Entries with figure data:
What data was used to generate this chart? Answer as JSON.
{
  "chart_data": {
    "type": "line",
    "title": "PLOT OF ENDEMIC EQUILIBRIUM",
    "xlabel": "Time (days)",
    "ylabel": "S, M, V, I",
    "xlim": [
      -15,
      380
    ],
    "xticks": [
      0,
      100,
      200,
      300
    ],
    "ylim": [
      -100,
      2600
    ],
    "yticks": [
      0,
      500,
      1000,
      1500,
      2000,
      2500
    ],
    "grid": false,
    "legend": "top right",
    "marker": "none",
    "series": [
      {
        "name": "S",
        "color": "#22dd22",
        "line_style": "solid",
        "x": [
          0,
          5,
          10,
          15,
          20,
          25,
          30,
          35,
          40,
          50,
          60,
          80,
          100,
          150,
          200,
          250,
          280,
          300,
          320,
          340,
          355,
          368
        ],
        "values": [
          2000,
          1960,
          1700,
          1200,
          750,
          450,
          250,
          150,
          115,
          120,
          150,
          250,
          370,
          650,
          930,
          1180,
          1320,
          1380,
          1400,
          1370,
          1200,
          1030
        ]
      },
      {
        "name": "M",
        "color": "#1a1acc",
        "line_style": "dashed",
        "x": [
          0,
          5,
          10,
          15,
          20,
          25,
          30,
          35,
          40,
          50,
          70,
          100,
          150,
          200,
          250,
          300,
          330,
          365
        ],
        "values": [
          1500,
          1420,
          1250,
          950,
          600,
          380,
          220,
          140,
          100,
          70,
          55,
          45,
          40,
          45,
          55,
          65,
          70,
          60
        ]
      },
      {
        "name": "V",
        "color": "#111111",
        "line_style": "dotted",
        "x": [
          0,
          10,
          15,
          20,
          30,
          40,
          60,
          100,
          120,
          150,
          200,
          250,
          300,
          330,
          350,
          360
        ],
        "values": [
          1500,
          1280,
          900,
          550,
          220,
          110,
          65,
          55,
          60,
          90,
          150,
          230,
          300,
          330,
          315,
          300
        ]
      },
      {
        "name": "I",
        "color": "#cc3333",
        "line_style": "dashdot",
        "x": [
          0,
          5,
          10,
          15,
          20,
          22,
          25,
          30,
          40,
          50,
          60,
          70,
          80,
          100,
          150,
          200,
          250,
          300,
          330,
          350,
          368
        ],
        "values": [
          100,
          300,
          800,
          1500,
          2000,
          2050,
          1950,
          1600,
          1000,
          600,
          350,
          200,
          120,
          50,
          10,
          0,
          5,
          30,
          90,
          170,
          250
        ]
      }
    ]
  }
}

*Exercise objective:*
Write out every line from the entries where "color" appears.

*Complete response:*
        "color": "#22dd22",
        "color": "#1a1acc",
        "color": "#111111",
        "color": "#cc3333",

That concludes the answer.